### DIRECTIVE
Give a verbatim copy of the lines below, minus the pictures.

### MATERIAL PROVIDED
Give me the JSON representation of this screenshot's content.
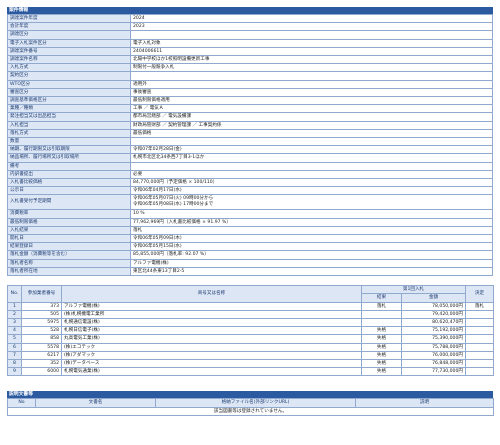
{
  "section1": {
    "title": "案件情報",
    "rows": [
      {
        "label": "調達案件年度",
        "value": "2024"
      },
      {
        "label": "会計年度",
        "value": "2023"
      },
      {
        "label": "調達区分",
        "value": ""
      },
      {
        "label": "電子入札案件区分",
        "value": "電子入札対象"
      },
      {
        "label": "調達案件番号",
        "value": "2404006611"
      },
      {
        "label": "調達案件名称",
        "value": "北陽中学校ほか1校照明設備更新工事"
      },
      {
        "label": "入札方式",
        "value": "制限付一般競争入札"
      },
      {
        "label": "契約区分",
        "value": ""
      },
      {
        "label": "WTO区分",
        "value": "適用外"
      },
      {
        "label": "審査区分",
        "value": "事後審査"
      },
      {
        "label": "調査基準価格区分",
        "value": "最低制限価格適用"
      },
      {
        "label": "業種／種類",
        "value": "工事 ／ 電気Ａ"
      },
      {
        "label": "発注担当又は出品担当",
        "value": "都市局営繕部 ／ 電気設備課"
      },
      {
        "label": "入札担当",
        "value": "財政局管財部 ／ 契約管理課 ／ 工事契約係"
      },
      {
        "label": "落札方式",
        "value": "最低価格"
      },
      {
        "label": "数量",
        "value": ""
      },
      {
        "label": "納期、履行期限又は引取期限",
        "value": "令和07年02月28日(金)"
      },
      {
        "label": "納品場所、履行場所又は引取場所",
        "value": "札幌市北区北34条西7丁目3-1ほか"
      },
      {
        "label": "備考",
        "value": ""
      },
      {
        "label": "内訳書提出",
        "value": "必要"
      },
      {
        "label": "入札書比較価格",
        "value": "84,770,000円（予定価格 × 100/110）"
      },
      {
        "label": "公示日",
        "value": "令和06年04月17日(水)"
      },
      {
        "label": "入札書受付予定期間",
        "value": [
          "令和06年05月07日(火) 09時00分から",
          "令和06年05月08日(水) 17時00分まで"
        ]
      },
      {
        "label": "消費税率",
        "value": "10 %"
      },
      {
        "label": "最低制限価格",
        "value": "77,962,969円（入札書比較価格 × 91.97 %）"
      },
      {
        "label": "入札結果",
        "value": "落札"
      },
      {
        "label": "開札日",
        "value": "令和06年05月09日(木)"
      },
      {
        "label": "結果登録日",
        "value": "令和06年05月15日(水)"
      },
      {
        "label": "落札金額（消費税等を含む）",
        "value": "85,855,000円（落札率: 92.07 %）"
      },
      {
        "label": "落札者名称",
        "value": "アルファ電機(株)"
      },
      {
        "label": "落札者所在地",
        "value": "東区北44条東13丁目2-5"
      }
    ]
  },
  "bids": {
    "headers": {
      "no": "No.",
      "code": "参加業者番号",
      "name": "商号又は名称",
      "round": "第1回入札",
      "result": "結果",
      "amount": "金額",
      "decision": "決定"
    },
    "rows": [
      {
        "no": "1",
        "code": "373",
        "name": "アルファ電機(株)",
        "result": "落札",
        "amount": "78,050,000円",
        "decision": "落札"
      },
      {
        "no": "2",
        "code": "505",
        "name": "(株)札幌機電工業所",
        "result": "",
        "amount": "79,420,000円",
        "decision": ""
      },
      {
        "no": "3",
        "code": "5975",
        "name": "札幌通信電設(株)",
        "result": "",
        "amount": "80,620,470円",
        "decision": ""
      },
      {
        "no": "4",
        "code": "528",
        "name": "札幌日信電子(株)",
        "result": "失格",
        "amount": "75,192,000円",
        "decision": ""
      },
      {
        "no": "5",
        "code": "858",
        "name": "丸高電気工業(株)",
        "result": "失格",
        "amount": "75,390,000円",
        "decision": ""
      },
      {
        "no": "6",
        "code": "5578",
        "name": "(株)エコテック",
        "result": "失格",
        "amount": "75,788,000円",
        "decision": ""
      },
      {
        "no": "7",
        "code": "6217",
        "name": "(株)アダマック",
        "result": "失格",
        "amount": "76,000,000円",
        "decision": ""
      },
      {
        "no": "8",
        "code": "352",
        "name": "(株)データベース",
        "result": "失格",
        "amount": "76,848,000円",
        "decision": ""
      },
      {
        "no": "9",
        "code": "6000",
        "name": "札幌電気通業(株)",
        "result": "失格",
        "amount": "77,730,000円",
        "decision": ""
      }
    ]
  },
  "section2": {
    "title": "説明文書等",
    "headers": {
      "no": "No",
      "doc": "文書名",
      "file": "格納ファイル名(外部リンクURL)",
      "desc": "説明"
    },
    "empty_message": "該当図書等は登録されていません。"
  }
}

### ANSWER BELOW
Give me the JSON representation of this screenshot's content.
{
  "section1": {
    "title": "案件情報",
    "rows": [
      {
        "label": "調達案件年度",
        "value": "2024"
      },
      {
        "label": "会計年度",
        "value": "2023"
      },
      {
        "label": "調達区分",
        "value": ""
      },
      {
        "label": "電子入札案件区分",
        "value": "電子入札対象"
      },
      {
        "label": "調達案件番号",
        "value": "2404006611"
      },
      {
        "label": "調達案件名称",
        "value": "北陽中学校ほか1校照明設備更新工事"
      },
      {
        "label": "入札方式",
        "value": "制限付一般競争入札"
      },
      {
        "label": "契約区分",
        "value": ""
      },
      {
        "label": "WTO区分",
        "value": "適用外"
      },
      {
        "label": "審査区分",
        "value": "事後審査"
      },
      {
        "label": "調査基準価格区分",
        "value": "最低制限価格適用"
      },
      {
        "label": "業種／種類",
        "value": "工事 ／ 電気Ａ"
      },
      {
        "label": "発注担当又は出品担当",
        "value": "都市局営繕部 ／ 電気設備課"
      },
      {
        "label": "入札担当",
        "value": "財政局管財部 ／ 契約管理課 ／ 工事契約係"
      },
      {
        "label": "落札方式",
        "value": "最低価格"
      },
      {
        "label": "数量",
        "value": ""
      },
      {
        "label": "納期、履行期限又は引取期限",
        "value": "令和07年02月28日(金)"
      },
      {
        "label": "納品場所、履行場所又は引取場所",
        "value": "札幌市北区北34条西7丁目3-1ほか"
      },
      {
        "label": "備考",
        "value": ""
      },
      {
        "label": "内訳書提出",
        "value": "必要"
      },
      {
        "label": "入札書比較価格",
        "value": "84,770,000円（予定価格 × 100/110）"
      },
      {
        "label": "公示日",
        "value": "令和06年04月17日(水)"
      },
      {
        "label": "入札書受付予定期間",
        "value": [
          "令和06年05月07日(火) 09時00分から",
          "令和06年05月08日(水) 17時00分まで"
        ]
      },
      {
        "label": "消費税率",
        "value": "10 %"
      },
      {
        "label": "最低制限価格",
        "value": "77,962,969円（入札書比較価格 × 91.97 %）"
      },
      {
        "label": "入札結果",
        "value": "落札"
      },
      {
        "label": "開札日",
        "value": "令和06年05月09日(木)"
      },
      {
        "label": "結果登録日",
        "value": "令和06年05月15日(水)"
      },
      {
        "label": "落札金額（消費税等を含む）",
        "value": "85,855,000円（落札率: 92.07 %）"
      },
      {
        "label": "落札者名称",
        "value": "アルファ電機(株)"
      },
      {
        "label": "落札者所在地",
        "value": "東区北44条東13丁目2-5"
      }
    ]
  },
  "bids": {
    "headers": {
      "no": "No.",
      "code": "参加業者番号",
      "name": "商号又は名称",
      "round": "第1回入札",
      "result": "結果",
      "amount": "金額",
      "decision": "決定"
    },
    "rows": [
      {
        "no": "1",
        "code": "373",
        "name": "アルファ電機(株)",
        "result": "落札",
        "amount": "78,050,000円",
        "decision": "落札"
      },
      {
        "no": "2",
        "code": "505",
        "name": "(株)札幌機電工業所",
        "result": "",
        "amount": "79,420,000円",
        "decision": ""
      },
      {
        "no": "3",
        "code": "5975",
        "name": "札幌通信電設(株)",
        "result": "",
        "amount": "80,620,470円",
        "decision": ""
      },
      {
        "no": "4",
        "code": "528",
        "name": "札幌日信電子(株)",
        "result": "失格",
        "amount": "75,192,000円",
        "decision": ""
      },
      {
        "no": "5",
        "code": "858",
        "name": "丸高電気工業(株)",
        "result": "失格",
        "amount": "75,390,000円",
        "decision": ""
      },
      {
        "no": "6",
        "code": "5578",
        "name": "(株)エコテック",
        "result": "失格",
        "amount": "75,788,000円",
        "decision": ""
      },
      {
        "no": "7",
        "code": "6217",
        "name": "(株)アダマック",
        "result": "失格",
        "amount": "76,000,000円",
        "decision": ""
      },
      {
        "no": "8",
        "code": "352",
        "name": "(株)データベース",
        "result": "失格",
        "amount": "76,848,000円",
        "decision": ""
      },
      {
        "no": "9",
        "code": "6000",
        "name": "札幌電気通業(株)",
        "result": "失格",
        "amount": "77,730,000円",
        "decision": ""
      }
    ]
  },
  "section2": {
    "title": "説明文書等",
    "headers": {
      "no": "No",
      "doc": "文書名",
      "file": "格納ファイル名(外部リンクURL)",
      "desc": "説明"
    },
    "empty_message": "該当図書等は登録されていません。"
  }
}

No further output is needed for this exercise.